- **TO DO**:
Transcribe the data that follows precisely, omitting nothing.

- **DATA SECTION**:
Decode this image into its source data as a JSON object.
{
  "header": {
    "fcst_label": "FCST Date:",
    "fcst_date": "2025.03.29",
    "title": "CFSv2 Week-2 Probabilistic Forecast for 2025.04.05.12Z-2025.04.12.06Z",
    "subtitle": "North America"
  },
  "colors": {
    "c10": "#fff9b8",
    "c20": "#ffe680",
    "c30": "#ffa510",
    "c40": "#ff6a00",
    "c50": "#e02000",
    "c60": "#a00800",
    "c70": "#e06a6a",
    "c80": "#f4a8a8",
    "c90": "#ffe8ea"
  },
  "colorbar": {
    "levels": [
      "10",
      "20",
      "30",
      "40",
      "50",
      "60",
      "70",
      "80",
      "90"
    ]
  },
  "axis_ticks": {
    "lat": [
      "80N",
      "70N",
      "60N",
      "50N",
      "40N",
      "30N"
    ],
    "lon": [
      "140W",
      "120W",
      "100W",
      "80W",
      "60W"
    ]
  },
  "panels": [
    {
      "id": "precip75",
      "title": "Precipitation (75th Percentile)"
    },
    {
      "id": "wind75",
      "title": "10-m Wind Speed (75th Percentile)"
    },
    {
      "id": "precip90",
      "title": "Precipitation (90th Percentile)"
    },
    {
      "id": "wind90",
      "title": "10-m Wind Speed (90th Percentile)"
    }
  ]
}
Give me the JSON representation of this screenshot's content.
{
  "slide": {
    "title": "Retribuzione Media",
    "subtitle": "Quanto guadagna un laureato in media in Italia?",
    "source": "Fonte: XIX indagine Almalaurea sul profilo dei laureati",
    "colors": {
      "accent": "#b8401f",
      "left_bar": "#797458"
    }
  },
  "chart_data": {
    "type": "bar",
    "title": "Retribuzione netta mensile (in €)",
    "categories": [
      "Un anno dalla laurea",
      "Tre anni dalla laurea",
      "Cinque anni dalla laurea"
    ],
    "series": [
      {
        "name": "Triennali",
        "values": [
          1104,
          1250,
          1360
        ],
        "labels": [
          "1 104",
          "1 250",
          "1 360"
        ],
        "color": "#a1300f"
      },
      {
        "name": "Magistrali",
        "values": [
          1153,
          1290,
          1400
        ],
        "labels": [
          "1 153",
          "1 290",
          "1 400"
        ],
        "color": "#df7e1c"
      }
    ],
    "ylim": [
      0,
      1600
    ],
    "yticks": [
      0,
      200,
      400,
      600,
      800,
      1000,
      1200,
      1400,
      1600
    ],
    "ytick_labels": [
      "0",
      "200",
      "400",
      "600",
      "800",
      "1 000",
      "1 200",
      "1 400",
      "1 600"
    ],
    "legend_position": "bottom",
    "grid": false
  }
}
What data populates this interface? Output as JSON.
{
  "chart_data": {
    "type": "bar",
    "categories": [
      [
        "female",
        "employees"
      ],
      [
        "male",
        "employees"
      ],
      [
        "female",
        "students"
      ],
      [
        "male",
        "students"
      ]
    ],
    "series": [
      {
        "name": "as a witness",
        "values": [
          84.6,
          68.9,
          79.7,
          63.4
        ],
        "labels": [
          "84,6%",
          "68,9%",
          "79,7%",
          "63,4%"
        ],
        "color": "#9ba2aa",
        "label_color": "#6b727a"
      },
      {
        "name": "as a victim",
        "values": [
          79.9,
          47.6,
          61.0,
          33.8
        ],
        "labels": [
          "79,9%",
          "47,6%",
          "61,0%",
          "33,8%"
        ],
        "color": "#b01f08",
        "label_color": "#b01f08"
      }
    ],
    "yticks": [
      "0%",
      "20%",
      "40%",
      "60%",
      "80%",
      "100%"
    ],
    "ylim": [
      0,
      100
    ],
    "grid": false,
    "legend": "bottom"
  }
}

- **RESULT**:
Decode this image into its source data as a JSON object.
{
  "header": {
    "fcst_label": "FCST Date:",
    "fcst_date": "2025.03.29",
    "title": "CFSv2 Week-2 Probabilistic Forecast for 2025.04.05.12Z-2025.04.12.06Z",
    "subtitle": "North America"
  },
  "colors": {
    "c10": "#fff9b8",
    "c20": "#ffe680",
    "c30": "#ffa510",
    "c40": "#ff6a00",
    "c50": "#e02000",
    "c60": "#a00800",
    "c70": "#e06a6a",
    "c80": "#f4a8a8",
    "c90": "#ffe8ea"
  },
  "colorbar": {
    "levels": [
      "10",
      "20",
      "30",
      "40",
      "50",
      "60",
      "70",
      "80",
      "90"
    ]
  },
  "axis_ticks": {
    "lat": [
      "80N",
      "70N",
      "60N",
      "50N",
      "40N",
      "30N"
    ],
    "lon": [
      "140W",
      "120W",
      "100W",
      "80W",
      "60W"
    ]
  },
  "panels": [
    {
      "id": "precip75",
      "title": "Precipitation (75th Percentile)"
    },
    {
      "id": "wind75",
      "title": "10-m Wind Speed (75th Percentile)"
    },
    {
      "id": "precip90",
      "title": "Precipitation (90th Percentile)"
    },
    {
      "id": "wind90",
      "title": "10-m Wind Speed (90th Percentile)"
    }
  ]
}
Give me the JSON representation of this screenshot's content.
{
  "slide": {
    "title": "Retribuzione Media",
    "subtitle": "Quanto guadagna un laureato in media in Italia?",
    "source": "Fonte: XIX indagine Almalaurea sul profilo dei laureati",
    "colors": {
      "accent": "#b8401f",
      "left_bar": "#797458"
    }
  },
  "chart_data": {
    "type": "bar",
    "title": "Retribuzione netta mensile (in €)",
    "categories": [
      "Un anno dalla laurea",
      "Tre anni dalla laurea",
      "Cinque anni dalla laurea"
    ],
    "series": [
      {
        "name": "Triennali",
        "values": [
          1104,
          1250,
          1360
        ],
        "labels": [
          "1 104",
          "1 250",
          "1 360"
        ],
        "color": "#a1300f"
      },
      {
        "name": "Magistrali",
        "values": [
          1153,
          1290,
          1400
        ],
        "labels": [
          "1 153",
          "1 290",
          "1 400"
        ],
        "color": "#df7e1c"
      }
    ],
    "ylim": [
      0,
      1600
    ],
    "yticks": [
      0,
      200,
      400,
      600,
      800,
      1000,
      1200,
      1400,
      1600
    ],
    "ytick_labels": [
      "0",
      "200",
      "400",
      "600",
      "800",
      "1 000",
      "1 200",
      "1 400",
      "1 600"
    ],
    "legend_position": "bottom",
    "grid": false
  }
}
What data populates this interface? Output as JSON.
{
  "chart_data": {
    "type": "bar",
    "categories": [
      [
        "female",
        "employees"
      ],
      [
        "male",
        "employees"
      ],
      [
        "female",
        "students"
      ],
      [
        "male",
        "students"
      ]
    ],
    "series": [
      {
        "name": "as a witness",
        "values": [
          84.6,
          68.9,
          79.7,
          63.4
        ],
        "labels": [
          "84,6%",
          "68,9%",
          "79,7%",
          "63,4%"
        ],
        "color": "#9ba2aa",
        "label_color": "#6b727a"
      },
      {
        "name": "as a victim",
        "values": [
          79.9,
          47.6,
          61.0,
          33.8
        ],
        "labels": [
          "79,9%",
          "47,6%",
          "61,0%",
          "33,8%"
        ],
        "color": "#b01f08",
        "label_color": "#b01f08"
      }
    ],
    "yticks": [
      "0%",
      "20%",
      "40%",
      "60%",
      "80%",
      "100%"
    ],
    "ylim": [
      0,
      100
    ],
    "grid": false,
    "legend": "bottom"
  }
}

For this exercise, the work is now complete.